Given request
Rewrite the material from its first line through the line that contains "790, 1904, 1243]", swapping each "text block" for "paragraph" and leaving everything else unchanged.

Provided material
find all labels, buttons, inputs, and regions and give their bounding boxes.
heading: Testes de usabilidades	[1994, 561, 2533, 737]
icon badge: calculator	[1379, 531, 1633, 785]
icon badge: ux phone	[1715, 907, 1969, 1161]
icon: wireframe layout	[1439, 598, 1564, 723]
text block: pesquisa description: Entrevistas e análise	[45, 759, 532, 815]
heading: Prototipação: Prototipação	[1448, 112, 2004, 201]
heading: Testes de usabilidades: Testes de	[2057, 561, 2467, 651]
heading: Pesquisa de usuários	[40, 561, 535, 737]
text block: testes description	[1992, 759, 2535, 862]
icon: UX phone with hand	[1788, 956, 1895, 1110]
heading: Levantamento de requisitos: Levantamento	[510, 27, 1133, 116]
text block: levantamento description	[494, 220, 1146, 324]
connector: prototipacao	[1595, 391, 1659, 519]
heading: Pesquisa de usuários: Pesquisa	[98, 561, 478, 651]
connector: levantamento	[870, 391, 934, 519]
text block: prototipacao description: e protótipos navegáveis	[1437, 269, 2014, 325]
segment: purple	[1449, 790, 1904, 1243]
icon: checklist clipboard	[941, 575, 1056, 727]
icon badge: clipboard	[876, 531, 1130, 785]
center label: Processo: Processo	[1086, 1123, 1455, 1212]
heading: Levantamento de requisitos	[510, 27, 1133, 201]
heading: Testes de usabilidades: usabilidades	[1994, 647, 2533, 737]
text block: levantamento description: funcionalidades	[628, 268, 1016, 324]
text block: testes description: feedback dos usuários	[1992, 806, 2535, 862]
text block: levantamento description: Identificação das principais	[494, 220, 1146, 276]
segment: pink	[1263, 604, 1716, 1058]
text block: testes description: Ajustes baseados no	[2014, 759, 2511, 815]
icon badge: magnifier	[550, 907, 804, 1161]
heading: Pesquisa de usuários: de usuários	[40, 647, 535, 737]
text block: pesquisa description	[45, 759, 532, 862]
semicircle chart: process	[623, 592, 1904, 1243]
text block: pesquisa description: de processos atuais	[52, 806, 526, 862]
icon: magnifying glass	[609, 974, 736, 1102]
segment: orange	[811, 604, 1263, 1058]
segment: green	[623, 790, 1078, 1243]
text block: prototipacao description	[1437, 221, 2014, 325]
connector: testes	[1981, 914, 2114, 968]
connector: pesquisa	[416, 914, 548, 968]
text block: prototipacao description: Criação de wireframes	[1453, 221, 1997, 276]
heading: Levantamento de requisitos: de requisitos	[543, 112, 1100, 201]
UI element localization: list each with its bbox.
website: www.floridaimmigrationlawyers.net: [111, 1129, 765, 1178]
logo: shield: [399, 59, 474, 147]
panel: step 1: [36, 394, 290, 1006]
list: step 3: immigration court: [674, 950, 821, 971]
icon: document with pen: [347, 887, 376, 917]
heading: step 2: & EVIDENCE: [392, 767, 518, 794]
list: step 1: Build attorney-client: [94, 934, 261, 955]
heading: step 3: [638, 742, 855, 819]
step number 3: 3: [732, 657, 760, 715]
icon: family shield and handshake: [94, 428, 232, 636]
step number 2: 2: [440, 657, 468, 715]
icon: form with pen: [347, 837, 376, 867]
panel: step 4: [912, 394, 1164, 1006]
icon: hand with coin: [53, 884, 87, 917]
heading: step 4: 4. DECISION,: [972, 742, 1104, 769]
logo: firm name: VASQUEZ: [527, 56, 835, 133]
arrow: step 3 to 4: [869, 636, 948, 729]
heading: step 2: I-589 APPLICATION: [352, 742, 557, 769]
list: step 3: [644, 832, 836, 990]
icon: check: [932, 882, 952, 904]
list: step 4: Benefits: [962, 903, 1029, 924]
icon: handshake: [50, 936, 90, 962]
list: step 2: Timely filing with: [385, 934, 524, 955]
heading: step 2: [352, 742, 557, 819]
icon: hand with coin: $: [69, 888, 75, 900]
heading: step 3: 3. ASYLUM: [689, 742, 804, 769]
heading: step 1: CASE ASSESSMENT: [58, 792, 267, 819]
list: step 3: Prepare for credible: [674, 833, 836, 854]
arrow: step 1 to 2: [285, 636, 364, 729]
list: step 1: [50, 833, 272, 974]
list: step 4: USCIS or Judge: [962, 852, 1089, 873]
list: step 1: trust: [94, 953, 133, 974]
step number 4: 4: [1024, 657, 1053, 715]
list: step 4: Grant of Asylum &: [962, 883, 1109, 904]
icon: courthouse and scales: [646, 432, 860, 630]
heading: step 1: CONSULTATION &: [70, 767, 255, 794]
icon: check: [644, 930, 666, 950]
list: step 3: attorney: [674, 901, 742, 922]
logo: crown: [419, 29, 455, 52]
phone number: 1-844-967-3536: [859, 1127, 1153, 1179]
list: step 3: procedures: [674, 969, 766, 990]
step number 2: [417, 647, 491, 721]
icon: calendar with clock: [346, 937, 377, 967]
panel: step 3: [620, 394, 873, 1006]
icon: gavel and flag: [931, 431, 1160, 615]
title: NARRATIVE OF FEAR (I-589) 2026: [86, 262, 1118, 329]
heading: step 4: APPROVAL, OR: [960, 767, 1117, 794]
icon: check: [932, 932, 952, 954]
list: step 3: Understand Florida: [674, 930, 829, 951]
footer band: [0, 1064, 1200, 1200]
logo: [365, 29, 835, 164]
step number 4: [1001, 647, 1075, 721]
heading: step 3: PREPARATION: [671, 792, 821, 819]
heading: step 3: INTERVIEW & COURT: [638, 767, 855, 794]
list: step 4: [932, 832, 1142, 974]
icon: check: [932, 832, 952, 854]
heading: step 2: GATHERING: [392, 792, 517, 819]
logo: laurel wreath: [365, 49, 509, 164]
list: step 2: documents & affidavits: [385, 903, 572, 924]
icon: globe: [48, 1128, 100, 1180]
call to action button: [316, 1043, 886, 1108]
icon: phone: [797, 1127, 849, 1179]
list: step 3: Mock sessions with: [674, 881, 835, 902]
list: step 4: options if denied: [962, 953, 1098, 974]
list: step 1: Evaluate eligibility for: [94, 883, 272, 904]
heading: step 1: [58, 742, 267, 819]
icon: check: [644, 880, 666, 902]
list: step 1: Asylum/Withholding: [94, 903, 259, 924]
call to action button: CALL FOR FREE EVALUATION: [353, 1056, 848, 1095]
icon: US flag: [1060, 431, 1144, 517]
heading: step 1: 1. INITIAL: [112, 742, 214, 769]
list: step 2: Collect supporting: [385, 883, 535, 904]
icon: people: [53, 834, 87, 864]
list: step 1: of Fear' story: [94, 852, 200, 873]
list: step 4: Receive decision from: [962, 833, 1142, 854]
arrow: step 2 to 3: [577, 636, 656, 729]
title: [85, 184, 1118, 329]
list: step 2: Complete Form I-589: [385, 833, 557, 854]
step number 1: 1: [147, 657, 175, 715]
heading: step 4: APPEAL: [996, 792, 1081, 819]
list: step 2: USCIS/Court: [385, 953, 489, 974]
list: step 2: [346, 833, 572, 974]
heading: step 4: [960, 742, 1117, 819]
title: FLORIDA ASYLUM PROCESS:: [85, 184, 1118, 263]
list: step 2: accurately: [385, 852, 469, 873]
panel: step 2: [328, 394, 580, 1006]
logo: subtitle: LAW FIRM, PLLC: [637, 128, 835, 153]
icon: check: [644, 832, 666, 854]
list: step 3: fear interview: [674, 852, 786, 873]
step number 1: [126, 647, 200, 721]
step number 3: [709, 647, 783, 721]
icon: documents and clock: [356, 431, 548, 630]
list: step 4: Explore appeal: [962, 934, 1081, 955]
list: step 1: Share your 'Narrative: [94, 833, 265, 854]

Problem solution
find all labels, buttons, inputs, and regions and give their bounding boxes.
heading: Testes de usabilidades	[1994, 561, 2533, 737]
icon badge: calculator	[1379, 531, 1633, 785]
icon badge: ux phone	[1715, 907, 1969, 1161]
icon: wireframe layout	[1439, 598, 1564, 723]
paragraph: pesquisa description: Entrevistas e análise	[45, 759, 532, 815]
heading: Prototipação: Prototipação	[1448, 112, 2004, 201]
heading: Testes de usabilidades: Testes de	[2057, 561, 2467, 651]
heading: Pesquisa de usuários	[40, 561, 535, 737]
paragraph: testes description	[1992, 759, 2535, 862]
icon: UX phone with hand	[1788, 956, 1895, 1110]
heading: Levantamento de requisitos: Levantamento	[510, 27, 1133, 116]
paragraph: levantamento description	[494, 220, 1146, 324]
connector: prototipacao	[1595, 391, 1659, 519]
heading: Pesquisa de usuários: Pesquisa	[98, 561, 478, 651]
connector: levantamento	[870, 391, 934, 519]
paragraph: prototipacao description: e protótipos navegáveis	[1437, 269, 2014, 325]
segment: purple	[1449, 790, 1904, 1243]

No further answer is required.